> _Problem to solve_: Please transcribe the listing below in full and word for word, without its pictures.

> _Entries shown_:
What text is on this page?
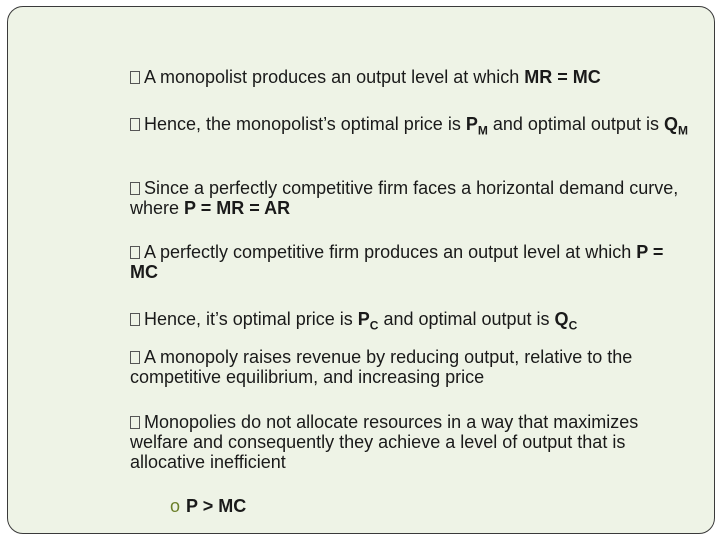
A monopolist produces an output level at which MR = MC
Hence, the monopolist’s optimal price is $P_M$ and optimal output is $Q_M$
Since a perfectly competitive firm faces a horizontal demand curve, where P = MR = AR
A perfectly competitive firm produces an output level at which P = MC
Hence, it’s optimal price is $P_C$ and optimal output is $Q_C$
A monopoly raises revenue by reducing output, relative to the competitive equilibrium, and increasing price
Monopolies do not allocate resources in a way that maximizes welfare and consequently they achieve a level of output that is allocative inefficient
o P > MC
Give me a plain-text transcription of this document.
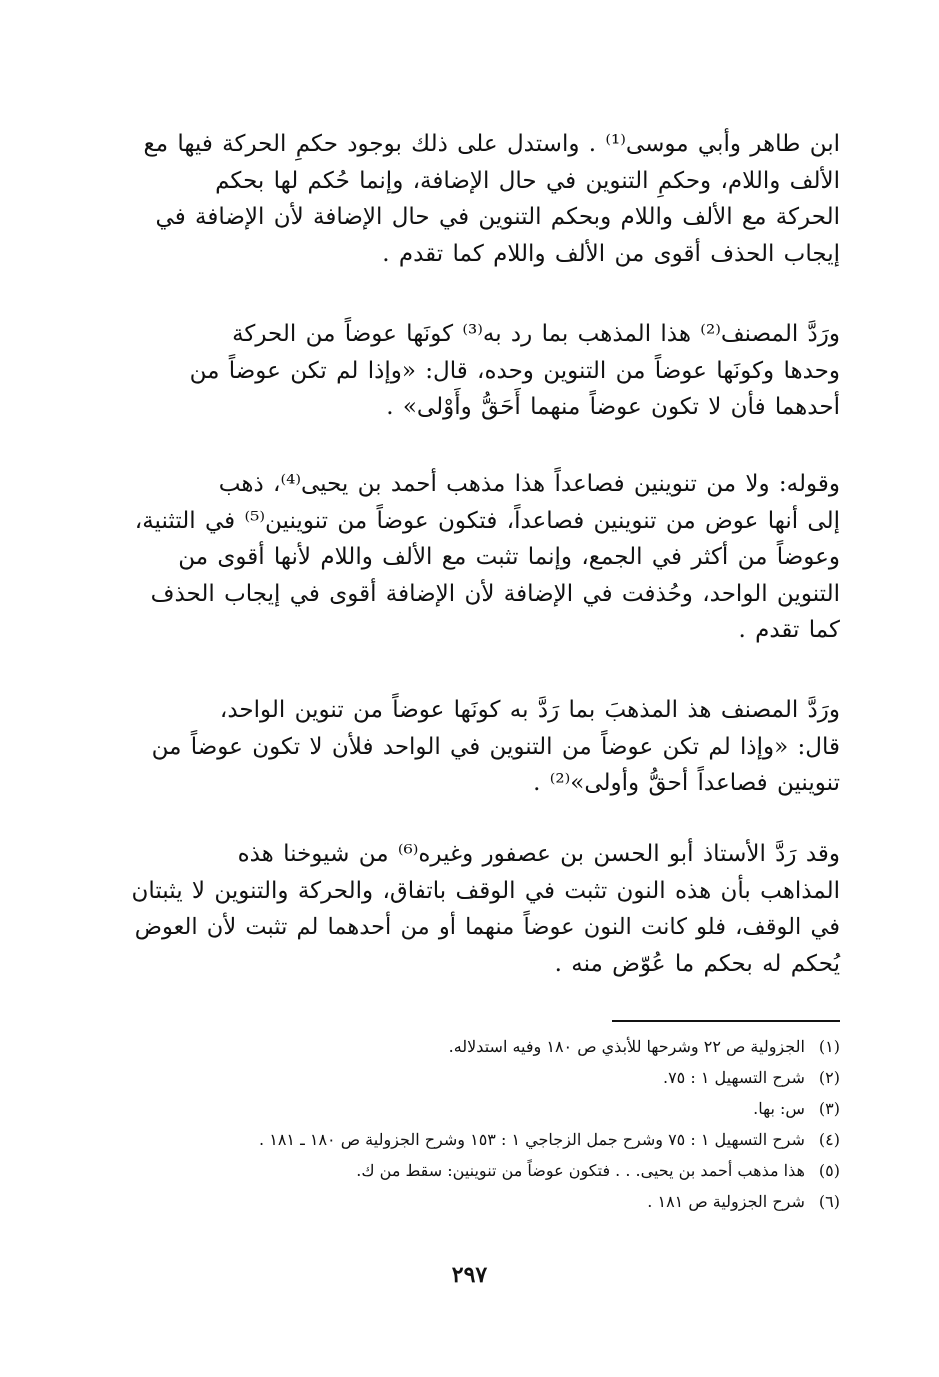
ابن طاهر وأبي موسى⁽¹⁾ . واستدل على ذلك بوجود حكمِ الحركة فيها مع
الألف واللام، وحكمِ التنوين في حال الإضافة، وإنما حُكم لها بحكم
الحركة مع الألف واللام وبحكم التنوين في حال الإضافة لأن الإضافة في
إيجاب الحذف أقوى من الألف واللام كما تقدم .
ورَدَّ المصنف⁽²⁾ هذا المذهب بما رد به⁽³⁾ كونَها عوضاً من الحركة
وحدها وكونَها عوضاً من التنوين وحده، قال: «وإذا لم تكن عوضاً من
أحدهما فأن لا تكون عوضاً منهما أَحَقُّ وأَوْلى» .
وقوله: ولا من تنوينين فصاعداً هذا مذهب أحمد بن يحيى⁽⁴⁾، ذهب
إلى أنها عوض من تنوينين فصاعداً، فتكون عوضاً من تنوينين⁽⁵⁾ في التثنية،
وعوضاً من أكثر في الجمع، وإنما تثبت مع الألف واللام لأنها أقوى من
التنوين الواحد، وحُذفت في الإضافة لأن الإضافة أقوى في إيجاب الحذف
كما تقدم .
ورَدَّ المصنف هذ المذهبَ بما رَدَّ به كونَها عوضاً من تنوين الواحد،
قال: «وإذا لم تكن عوضاً من التنوين في الواحد فلأن لا تكون عوضاً من
تنوينين فصاعداً أحقُّ وأولى»⁽²⁾ .
وقد رَدَّ الأستاذ أبو الحسن بن عصفور وغيره⁽⁶⁾ من شيوخنا هذه
المذاهب بأن هذه النون تثبت في الوقف باتفاق، والحركة والتنوين لا يثبتان
في الوقف، فلو كانت النون عوضاً منهما أو من أحدهما لم تثبت لأن العوض
يُحكم له بحكم ما عُوّض منه .
(١) الجزولية ص ٢٢ وشرحها للأبذي ص ١٨٠ وفيه استدلاله.
(٢) شرح التسهيل ١ : ٧٥.
(٣) س: بها.
(٤) شرح التسهيل ١ : ٧٥ وشرح جمل الزجاجي ١ : ١٥٣ وشرح الجزولية ص ١٨٠ ـ ١٨١ .
(٥) هذا مذهب أحمد بن يحيى. . . فتكون عوضاً من تنوينين: سقط من ك.
(٦) شرح الجزولية ص ١٨١ .
٢٩٧
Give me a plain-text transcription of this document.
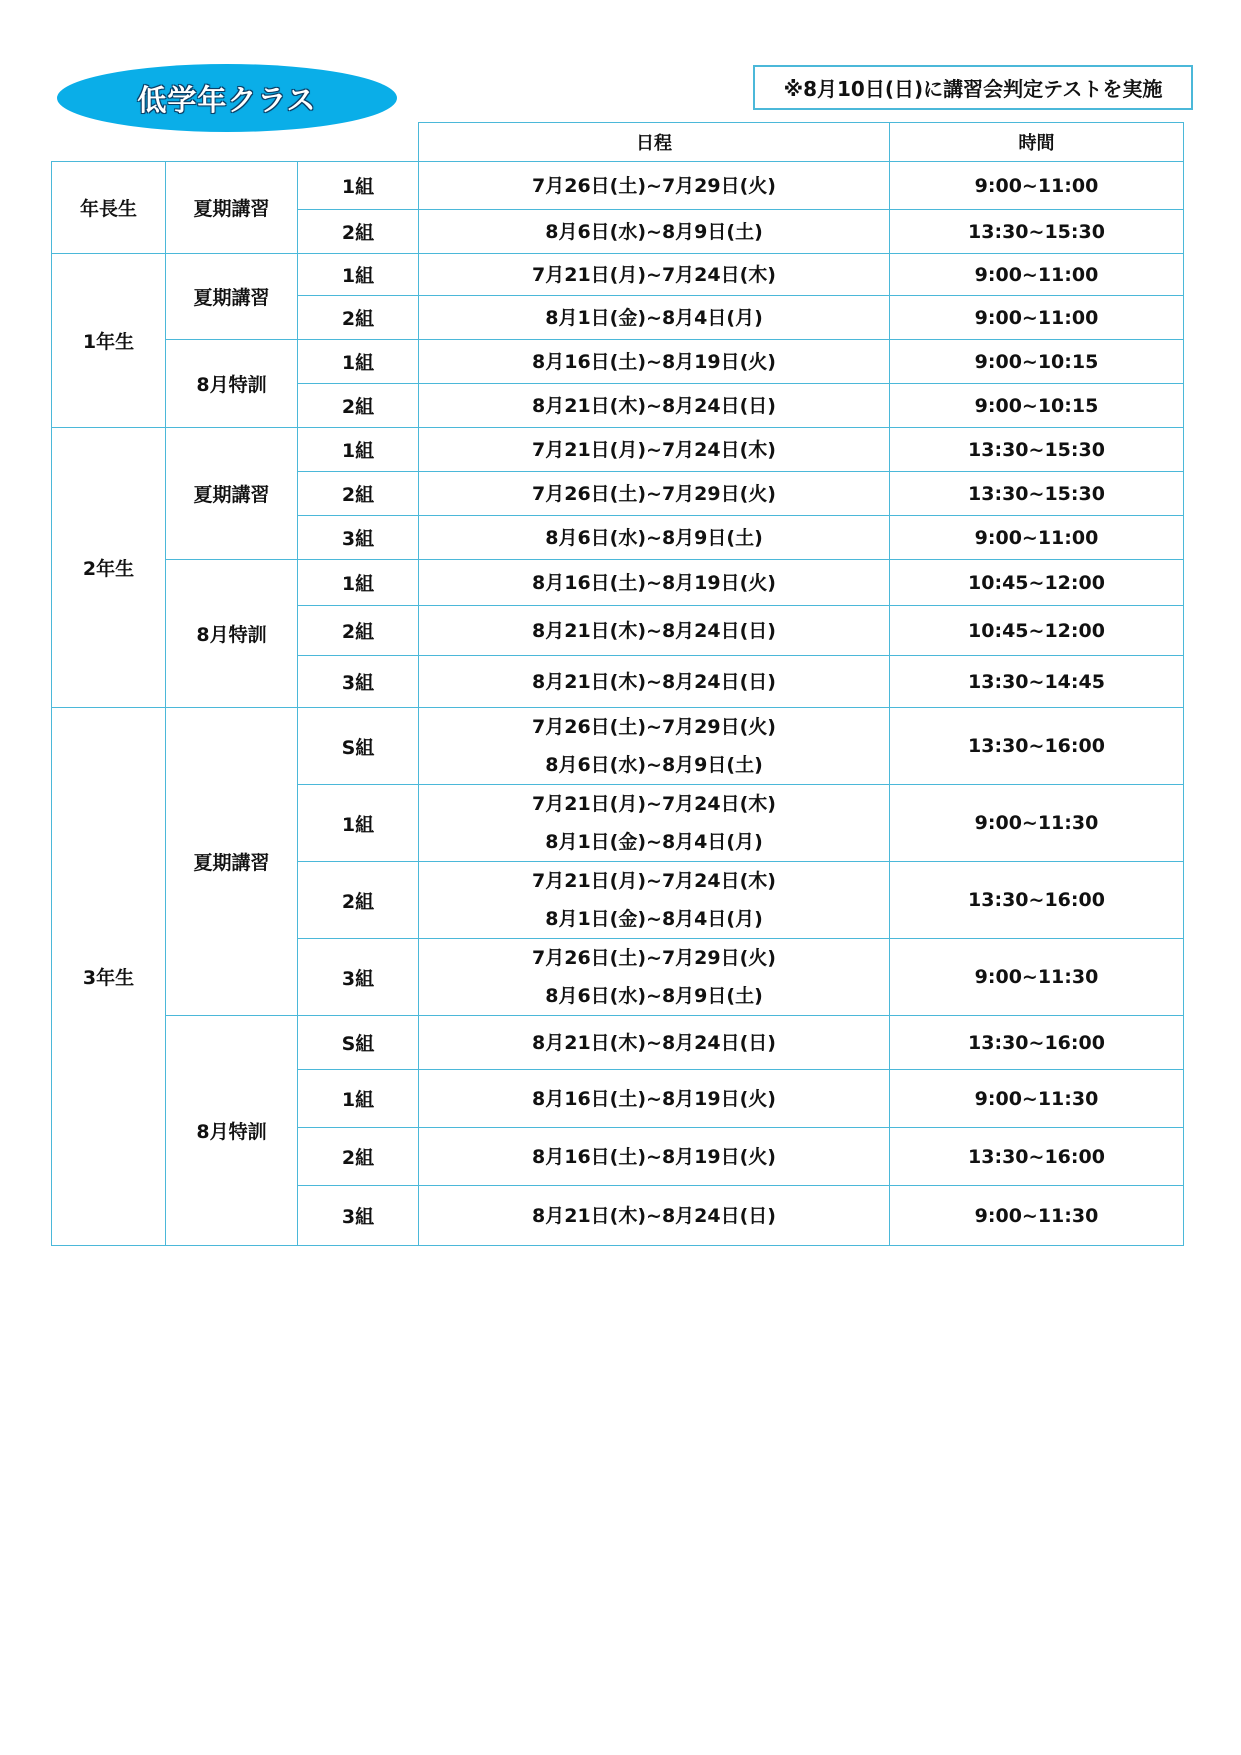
低学年クラス	※8月10日(日)に講習会判定テストを実施
			日程	時間
年長生	夏期講習	1組	7月26日(土)~7月29日(火)	9:00~11:00
		2組	8月6日(水)~8月9日(土)	13:30~15:30
1年生	夏期講習	1組	7月21日(月)~7月24日(木)	9:00~11:00
		2組	8月1日(金)~8月4日(月)	9:00~11:00
	8月特訓	1組	8月16日(土)~8月19日(火)	9:00~10:15
		2組	8月21日(木)~8月24日(日)	9:00~10:15
2年生	夏期講習	1組	7月21日(月)~7月24日(木)	13:30~15:30
		2組	7月26日(土)~7月29日(火)	13:30~15:30
		3組	8月6日(水)~8月9日(土)	9:00~11:00
	8月特訓	1組	8月16日(土)~8月19日(火)	10:45~12:00
		2組	8月21日(木)~8月24日(日)	10:45~12:00
		3組	8月21日(木)~8月24日(日)	13:30~14:45
3年生	夏期講習	S組	7月26日(土)~7月29日(火)
8月6日(水)~8月9日(土)	13:30~16:00
		1組	7月21日(月)~7月24日(木)
8月1日(金)~8月4日(月)	9:00~11:30
		2組	7月21日(月)~7月24日(木)
8月1日(金)~8月4日(月)	13:30~16:00
		3組	7月26日(土)~7月29日(火)
8月6日(水)~8月9日(土)	9:00~11:30
	8月特訓	S組	8月21日(木)~8月24日(日)	13:30~16:00
		1組	8月16日(土)~8月19日(火)	9:00~11:30
		2組	8月16日(土)~8月19日(火)	13:30~16:00
		3組	8月21日(木)~8月24日(日)	9:00~11:30
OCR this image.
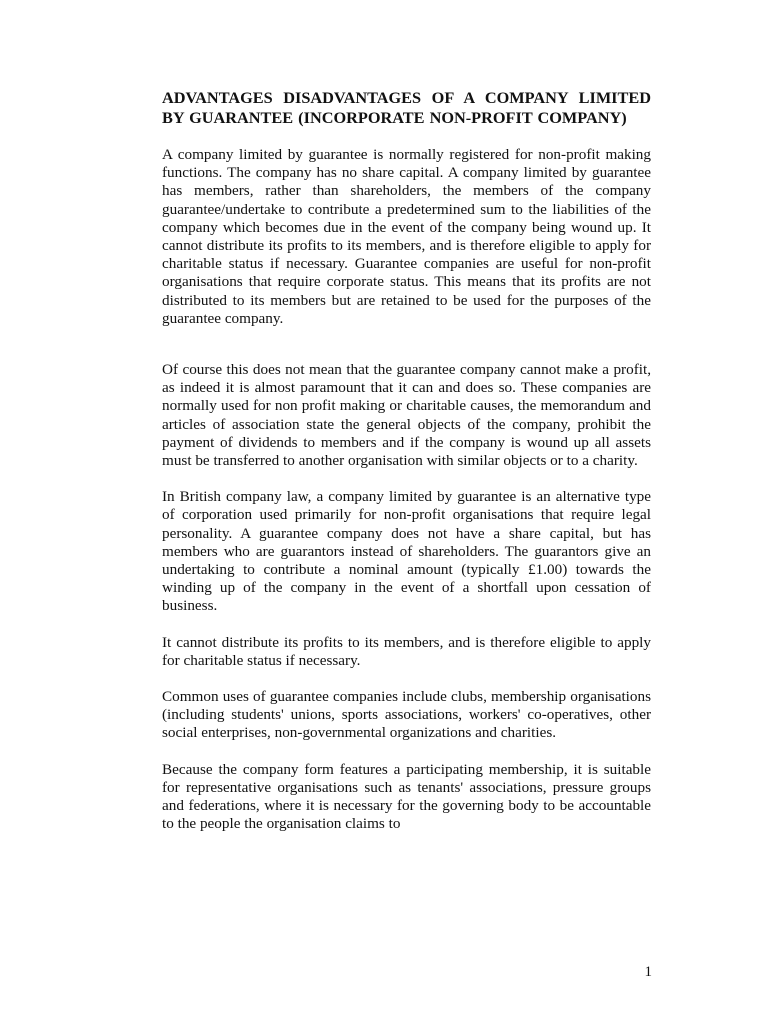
ADVANTAGES DISADVANTAGES OF A COMPANY LIMITED BY GUARANTEE (INCORPORATE NON-PROFIT COMPANY)

A company limited by guarantee is normally registered for non-profit making functions. The company has no share capital. A company limited by guarantee has members, rather than shareholders, the members of the company guarantee/undertake to contribute a predetermined sum to the liabilities of the company which becomes due in the event of the company being wound up. It cannot distribute its profits to its members, and is therefore eligible to apply for charitable status if necessary. Guarantee companies are useful for non-profit organisations that require corporate status. This means that its profits are not distributed to its members but are retained to be used for the purposes of the guarantee company.

Of course this does not mean that the guarantee company cannot make a profit, as indeed it is almost paramount that it can and does so. These companies are normally used for non profit making or charitable causes, the memorandum and articles of association state the general objects of the company, prohibit the payment of dividends to members and if the company is wound up all assets must be transferred to another organisation with similar objects or to a charity.

In British company law, a company limited by guarantee is an alternative type of corporation used primarily for non-profit organisations that require legal personality. A guarantee company does not have a share capital, but has members who are guarantors instead of shareholders. The guarantors give an undertaking to contribute a nominal amount (typically £1.00) towards the winding up of the company in the event of a shortfall upon cessation of business.

It cannot distribute its profits to its members, and is therefore eligible to apply for charitable status if necessary.

Common uses of guarantee companies include clubs, membership organisations (including students' unions, sports associations, workers' co-operatives, other social enterprises, non-governmental organizations and charities.

Because the company form features a participating membership, it is suitable for representative organisations such as tenants' associations, pressure groups and federations, where it is necessary for the governing body to be accountable to the people the organisation claims to

1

> _Exercise response_:
What text is on this page?
A monopolist produces an output level at which MR = MC
Hence, the monopolist’s optimal price is $P_M$ and optimal output is $Q_M$
Since a perfectly competitive firm faces a horizontal demand curve, where P = MR = AR
A perfectly competitive firm produces an output level at which P = MC
Hence, it’s optimal price is $P_C$ and optimal output is $Q_C$
A monopoly raises revenue by reducing output, relative to the competitive equilibrium, and increasing price
Monopolies do not allocate resources in a way that maximizes welfare and consequently they achieve a level of output that is allocative inefficient
o P > MC
Give me a plain-text transcription of this document.
ابن طاهر وأبي موسى⁽¹⁾ . واستدل على ذلك بوجود حكمِ الحركة فيها مع
الألف واللام، وحكمِ التنوين في حال الإضافة، وإنما حُكم لها بحكم
الحركة مع الألف واللام وبحكم التنوين في حال الإضافة لأن الإضافة في
إيجاب الحذف أقوى من الألف واللام كما تقدم .
ورَدَّ المصنف⁽²⁾ هذا المذهب بما رد به⁽³⁾ كونَها عوضاً من الحركة
وحدها وكونَها عوضاً من التنوين وحده، قال: «وإذا لم تكن عوضاً من
أحدهما فأن لا تكون عوضاً منهما أَحَقُّ وأَوْلى» .
وقوله: ولا من تنوينين فصاعداً هذا مذهب أحمد بن يحيى⁽⁴⁾، ذهب
إلى أنها عوض من تنوينين فصاعداً، فتكون عوضاً من تنوينين⁽⁵⁾ في التثنية،
وعوضاً من أكثر في الجمع، وإنما تثبت مع الألف واللام لأنها أقوى من
التنوين الواحد، وحُذفت في الإضافة لأن الإضافة أقوى في إيجاب الحذف
كما تقدم .
ورَدَّ المصنف هذ المذهبَ بما رَدَّ به كونَها عوضاً من تنوين الواحد،
قال: «وإذا لم تكن عوضاً من التنوين في الواحد فلأن لا تكون عوضاً من
تنوينين فصاعداً أحقُّ وأولى»⁽²⁾ .
وقد رَدَّ الأستاذ أبو الحسن بن عصفور وغيره⁽⁶⁾ من شيوخنا هذه
المذاهب بأن هذه النون تثبت في الوقف باتفاق، والحركة والتنوين لا يثبتان
في الوقف، فلو كانت النون عوضاً منهما أو من أحدهما لم تثبت لأن العوض
يُحكم له بحكم ما عُوّض منه .
(١) الجزولية ص ٢٢ وشرحها للأبذي ص ١٨٠ وفيه استدلاله.
(٢) شرح التسهيل ١ : ٧٥.
(٣) س: بها.
(٤) شرح التسهيل ١ : ٧٥ وشرح جمل الزجاجي ١ : ١٥٣ وشرح الجزولية ص ١٨٠ ـ ١٨١ .
(٥) هذا مذهب أحمد بن يحيى. . . فتكون عوضاً من تنوينين: سقط من ك.
(٦) شرح الجزولية ص ١٨١ .
٢٩٧
Give me a plain-text transcription of this document.
低学年クラス	※8月10日(日)に講習会判定テストを実施
			日程	時間
年長生	夏期講習	1組	7月26日(土)~7月29日(火)	9:00~11:00
		2組	8月6日(水)~8月9日(土)	13:30~15:30
1年生	夏期講習	1組	7月21日(月)~7月24日(木)	9:00~11:00
		2組	8月1日(金)~8月4日(月)	9:00~11:00
	8月特訓	1組	8月16日(土)~8月19日(火)	9:00~10:15
		2組	8月21日(木)~8月24日(日)	9:00~10:15
2年生	夏期講習	1組	7月21日(月)~7月24日(木)	13:30~15:30
		2組	7月26日(土)~7月29日(火)	13:30~15:30
		3組	8月6日(水)~8月9日(土)	9:00~11:00
	8月特訓	1組	8月16日(土)~8月19日(火)	10:45~12:00
		2組	8月21日(木)~8月24日(日)	10:45~12:00
		3組	8月21日(木)~8月24日(日)	13:30~14:45
3年生	夏期講習	S組	7月26日(土)~7月29日(火)
8月6日(水)~8月9日(土)	13:30~16:00
		1組	7月21日(月)~7月24日(木)
8月1日(金)~8月4日(月)	9:00~11:30
		2組	7月21日(月)~7月24日(木)
8月1日(金)~8月4日(月)	13:30~16:00
		3組	7月26日(土)~7月29日(火)
8月6日(水)~8月9日(土)	9:00~11:30
	8月特訓	S組	8月21日(木)~8月24日(日)	13:30~16:00
		1組	8月16日(土)~8月19日(火)	9:00~11:30
		2組	8月16日(土)~8月19日(火)	13:30~16:00
		3組	8月21日(木)~8月24日(日)	9:00~11:30
OCR this image.
ADVANTAGES DISADVANTAGES OF A COMPANY LIMITED BY GUARANTEE (INCORPORATE NON-PROFIT COMPANY)

A company limited by guarantee is normally registered for non-profit making functions. The company has no share capital. A company limited by guarantee has members, rather than shareholders, the members of the company guarantee/undertake to contribute a predetermined sum to the liabilities of the company which becomes due in the event of the company being wound up. It cannot distribute its profits to its members, and is therefore eligible to apply for charitable status if necessary. Guarantee companies are useful for non-profit organisations that require corporate status. This means that its profits are not distributed to its members but are retained to be used for the purposes of the guarantee company.

Of course this does not mean that the guarantee company cannot make a profit, as indeed it is almost paramount that it can and does so. These companies are normally used for non profit making or charitable causes, the memorandum and articles of association state the general objects of the company, prohibit the payment of dividends to members and if the company is wound up all assets must be transferred to another organisation with similar objects or to a charity.

In British company law, a company limited by guarantee is an alternative type of corporation used primarily for non-profit organisations that require legal personality. A guarantee company does not have a share capital, but has members who are guarantors instead of shareholders. The guarantors give an undertaking to contribute a nominal amount (typically £1.00) towards the winding up of the company in the event of a shortfall upon cessation of business.

It cannot distribute its profits to its members, and is therefore eligible to apply for charitable status if necessary.

Common uses of guarantee companies include clubs, membership organisations (including students' unions, sports associations, workers' co-operatives, other social enterprises, non-governmental organizations and charities.

Because the company form features a participating membership, it is suitable for representative organisations such as tenants' associations, pressure groups and federations, where it is necessary for the governing body to be accountable to the people the organisation claims to

1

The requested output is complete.